• **Stated task**: Your task is to retype each line of the data below exactly.

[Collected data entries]
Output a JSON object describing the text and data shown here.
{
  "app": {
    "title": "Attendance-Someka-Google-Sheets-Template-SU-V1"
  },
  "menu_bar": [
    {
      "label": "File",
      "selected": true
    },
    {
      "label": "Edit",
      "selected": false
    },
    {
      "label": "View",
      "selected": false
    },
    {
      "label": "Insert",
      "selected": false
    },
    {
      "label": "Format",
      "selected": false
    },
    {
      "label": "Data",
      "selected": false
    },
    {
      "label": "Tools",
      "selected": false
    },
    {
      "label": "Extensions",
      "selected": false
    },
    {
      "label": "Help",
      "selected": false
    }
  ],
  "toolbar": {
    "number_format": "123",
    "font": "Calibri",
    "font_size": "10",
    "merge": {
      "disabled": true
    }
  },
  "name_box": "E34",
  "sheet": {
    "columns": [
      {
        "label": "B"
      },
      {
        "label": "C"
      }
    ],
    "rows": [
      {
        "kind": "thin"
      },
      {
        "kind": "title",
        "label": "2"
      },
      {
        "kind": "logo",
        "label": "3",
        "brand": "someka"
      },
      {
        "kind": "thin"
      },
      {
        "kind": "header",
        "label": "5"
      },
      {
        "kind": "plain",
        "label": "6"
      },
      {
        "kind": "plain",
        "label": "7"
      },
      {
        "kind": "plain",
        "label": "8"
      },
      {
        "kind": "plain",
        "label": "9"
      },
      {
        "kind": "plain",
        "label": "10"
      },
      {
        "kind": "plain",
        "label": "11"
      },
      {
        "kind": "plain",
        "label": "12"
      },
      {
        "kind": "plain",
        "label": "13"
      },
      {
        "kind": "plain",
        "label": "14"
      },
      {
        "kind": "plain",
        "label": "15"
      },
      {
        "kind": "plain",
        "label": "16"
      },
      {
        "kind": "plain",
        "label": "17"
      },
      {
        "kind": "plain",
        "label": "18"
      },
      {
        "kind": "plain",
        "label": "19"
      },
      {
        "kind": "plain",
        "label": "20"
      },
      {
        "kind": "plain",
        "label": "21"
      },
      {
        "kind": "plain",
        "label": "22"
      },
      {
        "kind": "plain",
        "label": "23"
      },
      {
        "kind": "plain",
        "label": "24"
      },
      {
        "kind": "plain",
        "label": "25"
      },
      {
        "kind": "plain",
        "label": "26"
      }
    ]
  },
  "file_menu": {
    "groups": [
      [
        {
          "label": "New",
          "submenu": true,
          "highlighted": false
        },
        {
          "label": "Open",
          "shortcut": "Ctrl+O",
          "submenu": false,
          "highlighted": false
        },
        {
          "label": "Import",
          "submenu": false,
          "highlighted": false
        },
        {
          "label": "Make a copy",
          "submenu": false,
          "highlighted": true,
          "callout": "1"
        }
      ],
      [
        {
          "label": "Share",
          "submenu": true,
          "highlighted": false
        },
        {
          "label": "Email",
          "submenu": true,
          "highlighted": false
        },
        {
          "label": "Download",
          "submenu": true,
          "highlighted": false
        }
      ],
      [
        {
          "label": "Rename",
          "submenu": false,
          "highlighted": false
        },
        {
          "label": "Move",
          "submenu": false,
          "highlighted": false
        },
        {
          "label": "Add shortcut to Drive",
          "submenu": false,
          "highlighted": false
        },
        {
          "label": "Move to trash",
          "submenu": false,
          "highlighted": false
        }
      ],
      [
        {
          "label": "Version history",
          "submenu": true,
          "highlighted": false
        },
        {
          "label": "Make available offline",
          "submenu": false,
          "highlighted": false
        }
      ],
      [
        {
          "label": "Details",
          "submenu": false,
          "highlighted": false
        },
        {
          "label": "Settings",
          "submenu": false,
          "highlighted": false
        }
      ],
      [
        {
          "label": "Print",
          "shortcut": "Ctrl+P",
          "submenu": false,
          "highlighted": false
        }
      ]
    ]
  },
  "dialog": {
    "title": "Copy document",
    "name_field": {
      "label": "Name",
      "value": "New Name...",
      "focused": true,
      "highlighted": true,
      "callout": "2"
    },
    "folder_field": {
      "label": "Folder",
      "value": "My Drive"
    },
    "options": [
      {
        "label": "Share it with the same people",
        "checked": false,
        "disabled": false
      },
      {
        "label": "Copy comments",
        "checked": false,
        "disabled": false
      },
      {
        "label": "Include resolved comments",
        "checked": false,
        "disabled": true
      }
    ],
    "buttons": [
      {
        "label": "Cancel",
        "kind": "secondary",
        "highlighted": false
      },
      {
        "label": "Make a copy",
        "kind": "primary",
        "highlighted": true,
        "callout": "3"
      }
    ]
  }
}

• **Response for this exercise**:
Output a JSON object describing the text and data shown here.
{
  "app": {
    "title": "Attendance-Someka-Google-Sheets-Template-SU-V1"
  },
  "menu_bar": [
    {
      "label": "File",
      "selected": true
    },
    {
      "label": "Edit",
      "selected": false
    },
    {
      "label": "View",
      "selected": false
    },
    {
      "label": "Insert",
      "selected": false
    },
    {
      "label": "Format",
      "selected": false
    },
    {
      "label": "Data",
      "selected": false
    },
    {
      "label": "Tools",
      "selected": false
    },
    {
      "label": "Extensions",
      "selected": false
    },
    {
      "label": "Help",
      "selected": false
    }
  ],
  "toolbar": {
    "number_format": "123",
    "font": "Calibri",
    "font_size": "10",
    "merge": {
      "disabled": true
    }
  },
  "name_box": "E34",
  "sheet": {
    "columns": [
      {
        "label": "B"
      },
      {
        "label": "C"
      }
    ],
    "rows": [
      {
        "kind": "thin"
      },
      {
        "kind": "title",
        "label": "2"
      },
      {
        "kind": "logo",
        "label": "3",
        "brand": "someka"
      },
      {
        "kind": "thin"
      },
      {
        "kind": "header",
        "label": "5"
      },
      {
        "kind": "plain",
        "label": "6"
      },
      {
        "kind": "plain",
        "label": "7"
      },
      {
        "kind": "plain",
        "label": "8"
      },
      {
        "kind": "plain",
        "label": "9"
      },
      {
        "kind": "plain",
        "label": "10"
      },
      {
        "kind": "plain",
        "label": "11"
      },
      {
        "kind": "plain",
        "label": "12"
      },
      {
        "kind": "plain",
        "label": "13"
      },
      {
        "kind": "plain",
        "label": "14"
      },
      {
        "kind": "plain",
        "label": "15"
      },
      {
        "kind": "plain",
        "label": "16"
      },
      {
        "kind": "plain",
        "label": "17"
      },
      {
        "kind": "plain",
        "label": "18"
      },
      {
        "kind": "plain",
        "label": "19"
      },
      {
        "kind": "plain",
        "label": "20"
      },
      {
        "kind": "plain",
        "label": "21"
      },
      {
        "kind": "plain",
        "label": "22"
      },
      {
        "kind": "plain",
        "label": "23"
      },
      {
        "kind": "plain",
        "label": "24"
      },
      {
        "kind": "plain",
        "label": "25"
      },
      {
        "kind": "plain",
        "label": "26"
      }
    ]
  },
  "file_menu": {
    "groups": [
      [
        {
          "label": "New",
          "submenu": true,
          "highlighted": false
        },
        {
          "label": "Open",
          "shortcut": "Ctrl+O",
          "submenu": false,
          "highlighted": false
        },
        {
          "label": "Import",
          "submenu": false,
          "highlighted": false
        },
        {
          "label": "Make a copy",
          "submenu": false,
          "highlighted": true,
          "callout": "1"
        }
      ],
      [
        {
          "label": "Share",
          "submenu": true,
          "highlighted": false
        },
        {
          "label": "Email",
          "submenu": true,
          "highlighted": false
        },
        {
          "label": "Download",
          "submenu": true,
          "highlighted": false
        }
      ],
      [
        {
          "label": "Rename",
          "submenu": false,
          "highlighted": false
        },
        {
          "label": "Move",
          "submenu": false,
          "highlighted": false
        },
        {
          "label": "Add shortcut to Drive",
          "submenu": false,
          "highlighted": false
        },
        {
          "label": "Move to trash",
          "submenu": false,
          "highlighted": false
        }
      ],
      [
        {
          "label": "Version history",
          "submenu": true,
          "highlighted": false
        },
        {
          "label": "Make available offline",
          "submenu": false,
          "highlighted": false
        }
      ],
      [
        {
          "label": "Details",
          "submenu": false,
          "highlighted": false
        },
        {
          "label": "Settings",
          "submenu": false,
          "highlighted": false
        }
      ],
      [
        {
          "label": "Print",
          "shortcut": "Ctrl+P",
          "submenu": false,
          "highlighted": false
        }
      ]
    ]
  },
  "dialog": {
    "title": "Copy document",
    "name_field": {
      "label": "Name",
      "value": "New Name...",
      "focused": true,
      "highlighted": true,
      "callout": "2"
    },
    "folder_field": {
      "label": "Folder",
      "value": "My Drive"
    },
    "options": [
      {
        "label": "Share it with the same people",
        "checked": false,
        "disabled": false
      },
      {
        "label": "Copy comments",
        "checked": false,
        "disabled": false
      },
      {
        "label": "Include resolved comments",
        "checked": false,
        "disabled": true
      }
    ],
    "buttons": [
      {
        "label": "Cancel",
        "kind": "secondary",
        "highlighted": false
      },
      {
        "label": "Make a copy",
        "kind": "primary",
        "highlighted": true,
        "callout": "3"
      }
    ]
  }
}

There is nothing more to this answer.